- _YOUR INSTRUCTIONS_: Check each line of the records below and collect those holding "Implement".

===============

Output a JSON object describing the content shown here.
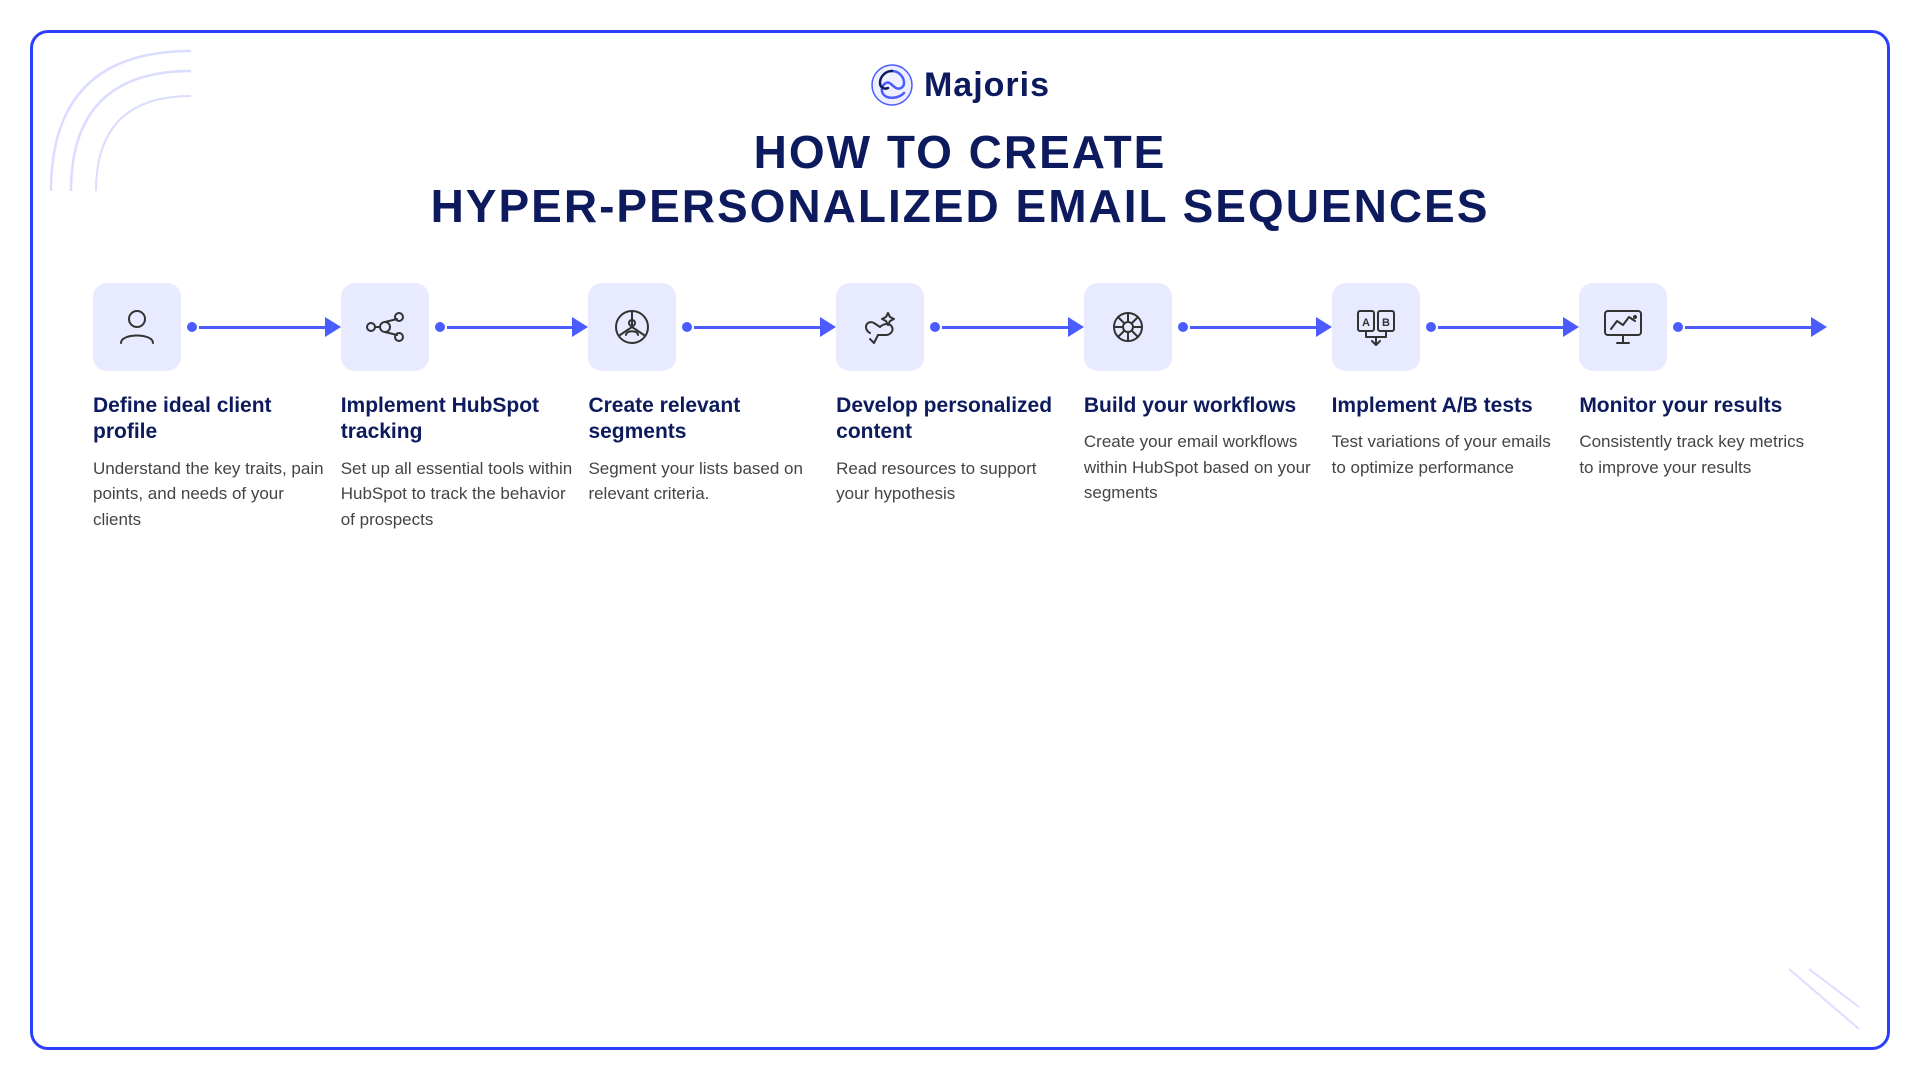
{
  "brand": {
    "name": "Majoris"
  },
  "title": {
    "line1": "HOW TO CREATE",
    "line2": "HYPER-PERSONALIZED EMAIL SEQUENCES"
  },
  "steps": [
    {
      "id": "step-1",
      "heading": "Define ideal client profile",
      "body": "Understand the key traits, pain points, and needs of your clients",
      "icon": "person"
    },
    {
      "id": "step-2",
      "heading": "Implement HubSpot tracking",
      "body": "Set up all essential tools within HubSpot to track the behavior of prospects",
      "icon": "hubspot"
    },
    {
      "id": "step-3",
      "heading": "Create relevant segments",
      "body": "Segment your lists based on relevant criteria.",
      "icon": "segments"
    },
    {
      "id": "step-4",
      "heading": "Develop personalized content",
      "body": "Read resources to support your hypothesis",
      "icon": "content"
    },
    {
      "id": "step-5",
      "heading": "Build your workflows",
      "body": "Create your email workflows within HubSpot based on your segments",
      "icon": "workflow"
    },
    {
      "id": "step-6",
      "heading": "Implement A/B tests",
      "body": "Test variations of your emails to optimize performance",
      "icon": "abtest"
    },
    {
      "id": "step-7",
      "heading": "Monitor your results",
      "body": "Consistently track key metrics to improve your results",
      "icon": "monitor"
    }
  ],
  "colors": {
    "brand_dark": "#0d1b5e",
    "accent": "#4a5cff",
    "icon_bg": "#e8eaff"
  }
}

===============

- _CORRECT RESULT_:
      "heading": "Implement HubSpot tracking",
      "heading": "Implement A/B tests",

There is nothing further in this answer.